Collected data entries

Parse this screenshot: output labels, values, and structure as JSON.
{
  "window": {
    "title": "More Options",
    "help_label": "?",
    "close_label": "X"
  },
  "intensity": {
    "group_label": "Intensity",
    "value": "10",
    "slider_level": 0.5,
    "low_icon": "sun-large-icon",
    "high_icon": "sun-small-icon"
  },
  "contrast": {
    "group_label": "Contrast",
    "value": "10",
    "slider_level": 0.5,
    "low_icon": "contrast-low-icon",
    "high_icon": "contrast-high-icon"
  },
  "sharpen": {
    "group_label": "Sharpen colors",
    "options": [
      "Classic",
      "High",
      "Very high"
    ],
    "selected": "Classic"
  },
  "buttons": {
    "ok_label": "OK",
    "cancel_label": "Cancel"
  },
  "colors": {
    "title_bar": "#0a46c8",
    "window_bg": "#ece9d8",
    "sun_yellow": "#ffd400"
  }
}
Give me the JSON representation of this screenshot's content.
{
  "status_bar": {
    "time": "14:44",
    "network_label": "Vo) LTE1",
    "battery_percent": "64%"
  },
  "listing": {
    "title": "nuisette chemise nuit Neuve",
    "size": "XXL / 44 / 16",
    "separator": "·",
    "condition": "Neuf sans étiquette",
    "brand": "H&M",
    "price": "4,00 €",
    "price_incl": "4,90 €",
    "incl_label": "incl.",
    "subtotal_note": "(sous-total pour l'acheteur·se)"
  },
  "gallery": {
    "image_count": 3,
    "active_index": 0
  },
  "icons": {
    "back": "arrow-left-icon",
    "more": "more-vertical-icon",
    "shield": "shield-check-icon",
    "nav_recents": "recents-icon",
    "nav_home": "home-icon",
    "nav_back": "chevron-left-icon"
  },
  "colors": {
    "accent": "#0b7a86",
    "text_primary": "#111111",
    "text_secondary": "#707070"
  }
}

What you should do:
Transcribe the data. Leave every line exactly as it is.

Output of the exercise:
Parse this screenshot: output labels, values, and structure as JSON.
{
  "window": {
    "title": "More Options",
    "help_label": "?",
    "close_label": "X"
  },
  "intensity": {
    "group_label": "Intensity",
    "value": "10",
    "slider_level": 0.5,
    "low_icon": "sun-large-icon",
    "high_icon": "sun-small-icon"
  },
  "contrast": {
    "group_label": "Contrast",
    "value": "10",
    "slider_level": 0.5,
    "low_icon": "contrast-low-icon",
    "high_icon": "contrast-high-icon"
  },
  "sharpen": {
    "group_label": "Sharpen colors",
    "options": [
      "Classic",
      "High",
      "Very high"
    ],
    "selected": "Classic"
  },
  "buttons": {
    "ok_label": "OK",
    "cancel_label": "Cancel"
  },
  "colors": {
    "title_bar": "#0a46c8",
    "window_bg": "#ece9d8",
    "sun_yellow": "#ffd400"
  }
}
Give me the JSON representation of this screenshot's content.
{
  "status_bar": {
    "time": "14:44",
    "network_label": "Vo) LTE1",
    "battery_percent": "64%"
  },
  "listing": {
    "title": "nuisette chemise nuit Neuve",
    "size": "XXL / 44 / 16",
    "separator": "·",
    "condition": "Neuf sans étiquette",
    "brand": "H&M",
    "price": "4,00 €",
    "price_incl": "4,90 €",
    "incl_label": "incl.",
    "subtotal_note": "(sous-total pour l'acheteur·se)"
  },
  "gallery": {
    "image_count": 3,
    "active_index": 0
  },
  "icons": {
    "back": "arrow-left-icon",
    "more": "more-vertical-icon",
    "shield": "shield-check-icon",
    "nav_recents": "recents-icon",
    "nav_home": "home-icon",
    "nav_back": "chevron-left-icon"
  },
  "colors": {
    "accent": "#0b7a86",
    "text_primary": "#111111",
    "text_secondary": "#707070"
  }
}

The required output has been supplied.